-- GIVEN PASSAGE --
I found a deleted Hellcats episode in my recently deleted folder (my wife is a fan of the show, I just watch for the scenery). It has a seriesId of seriesId : SH01280582 which matches what I found on zap2it. I looked at thetvdb.com website data for Hellcats and they are using seriesId : EP01154161 which I believe is wrong. thetvdb.com is a user supported and user supplied data, so it may have just been placed in the database wrong. They will continue to use, what I believe is, the wrong ID until someone changes it. You can join them and help them improve their data accuracy.

I don't think you'll be able to properly group your Hellcats episodes until you purge your Tivo of Hellcats episodes (delete and delete again from recently deleted folder). Tivo will want to use SH01280582 for any new episodes recorded. Secondly, I'd edit the metadata .txt files for your existing Hellcats episodes and set the seriesID to SH01280582. If the thetvdb.com database is not corrected, the seriesId will continue to need editing.


----------



## innocentfreak (Aug 25, 2001)

I already updated thetvdb when I posted .


----------



## orangeboy (Apr 19, 2004)

reneg said:


> ...thetvdb.com is a user supported and user supplied data, so it may have just been placed in the database wrong. They will continue to use, what I believe is, the wrong ID until someone changes it. You can join them and help them improve their data accuracy....





innocentfreak said:


> I already updated thetvdb when I posted .


Hmm... Sounds like a nice feature to add to kmttg: Have everyone that uses kmttg automatically query and update (if needed) thetvdb.com with the series that they download! If the query returns the series is already known, do nothing. If unknown, add the relevant, and more importantly, accurate info.


----------



## innocentfreak (Aug 25, 2001)

Actually been trying to. With this basic tool, it makes it tough though.


----------



## ButchKy (Sep 19, 2002)

Layout region records:

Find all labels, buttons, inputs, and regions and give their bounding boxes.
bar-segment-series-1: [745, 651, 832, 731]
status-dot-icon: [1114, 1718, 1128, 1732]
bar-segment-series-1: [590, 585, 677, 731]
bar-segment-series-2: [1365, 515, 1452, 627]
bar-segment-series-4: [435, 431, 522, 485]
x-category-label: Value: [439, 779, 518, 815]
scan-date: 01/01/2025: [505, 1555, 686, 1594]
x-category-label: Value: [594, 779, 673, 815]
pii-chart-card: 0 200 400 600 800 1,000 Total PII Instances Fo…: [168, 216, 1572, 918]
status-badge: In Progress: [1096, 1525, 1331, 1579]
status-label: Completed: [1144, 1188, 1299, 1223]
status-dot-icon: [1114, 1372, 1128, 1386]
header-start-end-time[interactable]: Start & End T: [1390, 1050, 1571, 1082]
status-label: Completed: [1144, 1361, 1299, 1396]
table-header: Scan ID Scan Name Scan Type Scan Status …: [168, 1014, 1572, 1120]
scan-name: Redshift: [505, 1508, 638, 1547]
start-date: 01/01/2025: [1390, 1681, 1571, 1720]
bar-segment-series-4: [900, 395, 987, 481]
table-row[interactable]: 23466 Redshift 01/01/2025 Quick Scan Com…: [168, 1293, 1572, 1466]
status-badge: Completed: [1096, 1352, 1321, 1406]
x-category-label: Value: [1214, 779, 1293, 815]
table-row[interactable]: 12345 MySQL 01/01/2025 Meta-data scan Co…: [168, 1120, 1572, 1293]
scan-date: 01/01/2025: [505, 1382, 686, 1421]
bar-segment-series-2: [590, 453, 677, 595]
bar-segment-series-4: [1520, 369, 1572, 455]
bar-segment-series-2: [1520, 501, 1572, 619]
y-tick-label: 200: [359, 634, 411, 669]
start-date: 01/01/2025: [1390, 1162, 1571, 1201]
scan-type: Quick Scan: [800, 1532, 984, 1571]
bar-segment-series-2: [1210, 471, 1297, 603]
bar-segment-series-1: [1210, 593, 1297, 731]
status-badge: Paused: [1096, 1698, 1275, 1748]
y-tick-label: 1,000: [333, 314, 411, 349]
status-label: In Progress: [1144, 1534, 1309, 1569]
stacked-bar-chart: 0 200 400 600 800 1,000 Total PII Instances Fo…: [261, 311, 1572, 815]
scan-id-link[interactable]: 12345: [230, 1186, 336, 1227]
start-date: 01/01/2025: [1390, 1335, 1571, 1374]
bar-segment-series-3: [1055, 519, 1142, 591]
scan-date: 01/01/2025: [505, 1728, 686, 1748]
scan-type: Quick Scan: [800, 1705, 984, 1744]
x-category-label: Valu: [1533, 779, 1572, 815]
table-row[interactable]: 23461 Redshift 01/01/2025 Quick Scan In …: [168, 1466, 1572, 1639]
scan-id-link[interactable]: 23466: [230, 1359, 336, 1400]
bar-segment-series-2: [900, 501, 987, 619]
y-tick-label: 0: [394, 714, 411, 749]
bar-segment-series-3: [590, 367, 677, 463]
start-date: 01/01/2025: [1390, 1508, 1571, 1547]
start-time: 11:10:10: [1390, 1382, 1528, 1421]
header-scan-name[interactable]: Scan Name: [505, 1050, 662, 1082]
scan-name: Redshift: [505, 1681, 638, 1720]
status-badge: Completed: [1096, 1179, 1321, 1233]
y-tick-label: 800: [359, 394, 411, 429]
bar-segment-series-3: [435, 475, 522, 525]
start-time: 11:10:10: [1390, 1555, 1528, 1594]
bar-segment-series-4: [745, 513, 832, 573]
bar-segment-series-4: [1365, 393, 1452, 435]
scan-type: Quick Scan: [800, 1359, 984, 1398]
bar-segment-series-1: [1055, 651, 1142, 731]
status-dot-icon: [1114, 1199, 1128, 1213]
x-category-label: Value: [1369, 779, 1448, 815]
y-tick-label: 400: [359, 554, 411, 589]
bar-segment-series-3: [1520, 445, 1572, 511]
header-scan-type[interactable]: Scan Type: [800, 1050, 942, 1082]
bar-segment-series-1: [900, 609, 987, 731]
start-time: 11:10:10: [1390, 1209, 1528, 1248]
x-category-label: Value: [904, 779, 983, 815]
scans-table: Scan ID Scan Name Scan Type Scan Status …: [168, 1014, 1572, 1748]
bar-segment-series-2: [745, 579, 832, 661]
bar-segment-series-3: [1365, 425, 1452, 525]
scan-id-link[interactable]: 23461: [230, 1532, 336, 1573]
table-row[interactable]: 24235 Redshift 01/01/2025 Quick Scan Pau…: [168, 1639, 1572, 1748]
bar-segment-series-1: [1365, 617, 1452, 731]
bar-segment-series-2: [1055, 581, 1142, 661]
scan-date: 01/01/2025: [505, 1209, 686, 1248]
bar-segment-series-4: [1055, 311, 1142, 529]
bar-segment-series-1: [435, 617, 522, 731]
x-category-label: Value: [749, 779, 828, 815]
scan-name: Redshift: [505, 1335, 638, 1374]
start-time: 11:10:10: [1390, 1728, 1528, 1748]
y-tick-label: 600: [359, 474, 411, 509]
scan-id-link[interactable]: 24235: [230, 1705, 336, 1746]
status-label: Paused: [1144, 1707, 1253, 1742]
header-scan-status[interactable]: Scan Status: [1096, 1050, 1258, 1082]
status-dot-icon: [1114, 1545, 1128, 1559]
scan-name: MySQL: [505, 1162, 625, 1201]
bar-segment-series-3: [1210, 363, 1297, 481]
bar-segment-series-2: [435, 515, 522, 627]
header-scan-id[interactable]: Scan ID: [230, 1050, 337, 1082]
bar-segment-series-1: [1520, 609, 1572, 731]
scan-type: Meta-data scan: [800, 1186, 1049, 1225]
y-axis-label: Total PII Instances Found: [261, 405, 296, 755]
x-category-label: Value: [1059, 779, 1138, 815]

-- WORK TO DO --
1 > Rewrite the part of the Hellcats forum thread that begins at the words "I don't think" and stops after "to need editing.", changing "recently deleted folder" to "trash folder".
2 > Answer these questions about the Hellcats forum thread:
(a) Which seriesId does thetvdb.com use for Hellcats?
(b) What does innocentfreak say they had already done when they posted?
(c) To which program does orangeboy suggest adding a new feature?
3 > Please list every forum username that appears in the Hellcats forum thread.

-- ANSWERS PROVIDED --
1 >
I don't think you'll be able to properly group your Hellcats episodes until you purge your Tivo of Hellcats episodes (delete and delete again from trash folder). Tivo will want to use SH01280582 for any new episodes recorded. Secondly, I'd edit the metadata .txt files for your existing Hellcats episodes and set the seriesID to SH01280582. If the thetvdb.com database is not corrected, the seriesId will continue to need editing.

2 >
(a) EP01154161
(b) Updated thetvdb
(c) kmttg

3 >
reneg
innocentfreak
orangeboy
ButchKy